Of all the lines in this data, how many include "content"? Respond with the number only.
## begin
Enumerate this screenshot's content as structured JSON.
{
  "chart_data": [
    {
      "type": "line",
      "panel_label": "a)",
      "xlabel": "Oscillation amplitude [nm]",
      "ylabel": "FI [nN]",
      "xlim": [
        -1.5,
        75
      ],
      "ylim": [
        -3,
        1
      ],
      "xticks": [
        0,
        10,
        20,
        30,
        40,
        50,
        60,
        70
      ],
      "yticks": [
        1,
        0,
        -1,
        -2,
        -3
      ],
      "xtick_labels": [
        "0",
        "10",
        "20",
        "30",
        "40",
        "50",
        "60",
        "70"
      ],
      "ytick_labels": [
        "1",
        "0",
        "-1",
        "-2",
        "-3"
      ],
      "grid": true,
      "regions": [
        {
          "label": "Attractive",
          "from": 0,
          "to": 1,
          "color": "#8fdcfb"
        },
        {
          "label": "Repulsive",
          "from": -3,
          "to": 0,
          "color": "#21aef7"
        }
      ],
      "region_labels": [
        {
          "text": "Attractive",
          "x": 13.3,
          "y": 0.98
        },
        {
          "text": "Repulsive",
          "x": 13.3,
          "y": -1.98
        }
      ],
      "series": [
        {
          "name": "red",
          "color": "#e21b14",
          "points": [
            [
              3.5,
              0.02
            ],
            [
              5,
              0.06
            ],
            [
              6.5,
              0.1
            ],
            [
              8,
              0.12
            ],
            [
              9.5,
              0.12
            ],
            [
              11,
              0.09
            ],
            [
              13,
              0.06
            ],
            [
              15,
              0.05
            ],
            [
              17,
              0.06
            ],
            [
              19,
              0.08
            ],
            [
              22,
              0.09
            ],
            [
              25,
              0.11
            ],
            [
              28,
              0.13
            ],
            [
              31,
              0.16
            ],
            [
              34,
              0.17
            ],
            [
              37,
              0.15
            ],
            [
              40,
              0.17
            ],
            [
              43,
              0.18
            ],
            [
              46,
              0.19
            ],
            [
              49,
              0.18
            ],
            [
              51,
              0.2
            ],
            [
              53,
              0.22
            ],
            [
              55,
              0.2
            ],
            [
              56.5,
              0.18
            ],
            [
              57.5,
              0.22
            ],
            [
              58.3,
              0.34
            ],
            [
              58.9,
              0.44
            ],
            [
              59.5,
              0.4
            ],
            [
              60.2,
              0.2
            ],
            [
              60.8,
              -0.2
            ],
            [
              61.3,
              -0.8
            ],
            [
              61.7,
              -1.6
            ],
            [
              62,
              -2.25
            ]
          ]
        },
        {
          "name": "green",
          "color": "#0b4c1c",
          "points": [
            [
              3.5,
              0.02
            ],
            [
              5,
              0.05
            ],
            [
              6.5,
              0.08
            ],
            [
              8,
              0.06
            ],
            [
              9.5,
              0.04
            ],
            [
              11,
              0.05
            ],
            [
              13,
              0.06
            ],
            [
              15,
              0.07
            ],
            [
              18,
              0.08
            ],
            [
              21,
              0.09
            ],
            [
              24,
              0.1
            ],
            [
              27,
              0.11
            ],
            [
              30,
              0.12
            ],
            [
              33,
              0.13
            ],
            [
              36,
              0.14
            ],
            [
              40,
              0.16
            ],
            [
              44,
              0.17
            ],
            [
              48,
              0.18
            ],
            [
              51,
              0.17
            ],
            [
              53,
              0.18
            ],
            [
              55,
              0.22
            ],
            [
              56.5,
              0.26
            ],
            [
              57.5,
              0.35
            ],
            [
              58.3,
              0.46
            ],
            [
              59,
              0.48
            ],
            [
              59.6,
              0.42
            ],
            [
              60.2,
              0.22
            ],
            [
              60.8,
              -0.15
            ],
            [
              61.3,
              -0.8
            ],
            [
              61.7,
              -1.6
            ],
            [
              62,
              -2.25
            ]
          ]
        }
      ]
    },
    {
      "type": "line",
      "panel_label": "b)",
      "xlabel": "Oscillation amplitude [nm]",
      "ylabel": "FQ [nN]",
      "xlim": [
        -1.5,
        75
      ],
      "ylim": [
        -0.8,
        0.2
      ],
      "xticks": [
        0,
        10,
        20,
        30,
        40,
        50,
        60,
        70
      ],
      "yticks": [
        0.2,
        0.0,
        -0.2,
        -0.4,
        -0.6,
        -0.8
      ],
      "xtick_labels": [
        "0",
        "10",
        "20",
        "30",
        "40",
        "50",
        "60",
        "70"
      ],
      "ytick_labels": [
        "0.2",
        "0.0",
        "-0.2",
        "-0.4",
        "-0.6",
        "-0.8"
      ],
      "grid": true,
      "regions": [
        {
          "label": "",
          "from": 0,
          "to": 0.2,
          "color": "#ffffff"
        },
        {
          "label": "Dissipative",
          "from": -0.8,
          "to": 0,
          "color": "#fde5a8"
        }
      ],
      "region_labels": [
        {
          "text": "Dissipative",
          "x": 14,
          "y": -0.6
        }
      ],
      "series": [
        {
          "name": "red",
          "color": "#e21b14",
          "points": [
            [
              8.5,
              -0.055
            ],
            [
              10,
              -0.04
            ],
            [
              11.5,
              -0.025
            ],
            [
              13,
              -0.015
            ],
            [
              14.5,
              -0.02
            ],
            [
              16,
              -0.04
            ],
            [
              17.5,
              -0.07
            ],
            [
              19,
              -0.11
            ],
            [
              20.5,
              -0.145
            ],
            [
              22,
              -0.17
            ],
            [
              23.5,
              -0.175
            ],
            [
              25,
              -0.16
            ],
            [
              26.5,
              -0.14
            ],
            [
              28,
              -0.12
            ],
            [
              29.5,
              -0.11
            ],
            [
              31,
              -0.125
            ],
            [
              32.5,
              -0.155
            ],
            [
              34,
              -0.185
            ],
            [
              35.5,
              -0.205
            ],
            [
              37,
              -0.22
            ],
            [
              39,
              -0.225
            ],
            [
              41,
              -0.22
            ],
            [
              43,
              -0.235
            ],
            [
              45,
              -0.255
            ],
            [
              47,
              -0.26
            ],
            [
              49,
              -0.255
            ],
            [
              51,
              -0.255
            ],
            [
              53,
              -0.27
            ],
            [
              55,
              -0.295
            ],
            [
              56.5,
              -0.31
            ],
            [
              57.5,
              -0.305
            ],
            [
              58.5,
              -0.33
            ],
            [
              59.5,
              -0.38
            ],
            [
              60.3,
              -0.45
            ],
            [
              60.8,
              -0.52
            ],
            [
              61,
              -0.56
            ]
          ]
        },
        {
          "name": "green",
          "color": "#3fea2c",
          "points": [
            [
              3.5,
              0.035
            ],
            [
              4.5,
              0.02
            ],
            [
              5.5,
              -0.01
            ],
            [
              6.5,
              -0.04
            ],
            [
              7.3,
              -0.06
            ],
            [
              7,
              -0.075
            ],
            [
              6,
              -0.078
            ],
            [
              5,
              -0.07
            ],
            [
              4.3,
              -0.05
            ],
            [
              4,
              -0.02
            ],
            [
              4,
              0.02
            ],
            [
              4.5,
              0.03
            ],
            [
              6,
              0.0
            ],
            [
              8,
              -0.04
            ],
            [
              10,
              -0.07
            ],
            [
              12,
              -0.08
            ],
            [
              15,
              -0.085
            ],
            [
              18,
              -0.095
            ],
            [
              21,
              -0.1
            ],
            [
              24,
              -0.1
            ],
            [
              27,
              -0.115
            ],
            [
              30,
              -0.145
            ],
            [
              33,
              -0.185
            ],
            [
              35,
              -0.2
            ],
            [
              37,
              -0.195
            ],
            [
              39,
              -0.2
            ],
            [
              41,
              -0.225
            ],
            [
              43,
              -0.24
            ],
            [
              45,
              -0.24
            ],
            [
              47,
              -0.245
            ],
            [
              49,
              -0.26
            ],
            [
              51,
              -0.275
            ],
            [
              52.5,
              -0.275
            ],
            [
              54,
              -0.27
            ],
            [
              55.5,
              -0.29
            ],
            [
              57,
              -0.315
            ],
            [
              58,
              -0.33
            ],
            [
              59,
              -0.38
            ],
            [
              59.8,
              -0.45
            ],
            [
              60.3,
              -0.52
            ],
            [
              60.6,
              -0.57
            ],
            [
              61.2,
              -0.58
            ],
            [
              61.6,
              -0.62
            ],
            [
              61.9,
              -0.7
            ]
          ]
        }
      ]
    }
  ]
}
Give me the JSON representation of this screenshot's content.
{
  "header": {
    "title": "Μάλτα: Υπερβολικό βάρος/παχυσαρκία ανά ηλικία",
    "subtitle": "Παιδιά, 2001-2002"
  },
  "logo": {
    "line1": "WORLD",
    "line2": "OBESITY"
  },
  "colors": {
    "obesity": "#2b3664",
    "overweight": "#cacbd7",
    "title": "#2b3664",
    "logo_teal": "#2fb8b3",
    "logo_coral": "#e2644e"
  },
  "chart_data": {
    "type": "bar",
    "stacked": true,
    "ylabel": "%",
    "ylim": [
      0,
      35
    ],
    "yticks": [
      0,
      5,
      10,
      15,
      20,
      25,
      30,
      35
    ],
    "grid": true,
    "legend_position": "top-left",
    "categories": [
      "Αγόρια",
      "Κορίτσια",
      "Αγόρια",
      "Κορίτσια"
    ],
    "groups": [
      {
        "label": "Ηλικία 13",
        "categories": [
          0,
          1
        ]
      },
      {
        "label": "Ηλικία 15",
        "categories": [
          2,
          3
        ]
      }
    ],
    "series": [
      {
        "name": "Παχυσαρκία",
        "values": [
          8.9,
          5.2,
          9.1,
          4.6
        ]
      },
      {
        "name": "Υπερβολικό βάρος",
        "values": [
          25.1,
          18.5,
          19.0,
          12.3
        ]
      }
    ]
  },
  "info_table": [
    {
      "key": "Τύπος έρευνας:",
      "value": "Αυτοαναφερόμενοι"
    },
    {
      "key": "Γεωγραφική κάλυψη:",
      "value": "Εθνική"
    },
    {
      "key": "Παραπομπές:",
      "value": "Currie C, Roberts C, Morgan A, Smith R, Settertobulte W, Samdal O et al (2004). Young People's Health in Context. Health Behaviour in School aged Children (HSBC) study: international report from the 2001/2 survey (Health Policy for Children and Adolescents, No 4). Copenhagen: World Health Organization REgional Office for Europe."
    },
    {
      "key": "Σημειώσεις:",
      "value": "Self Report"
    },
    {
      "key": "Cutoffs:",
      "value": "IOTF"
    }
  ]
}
## end
Correct result » 2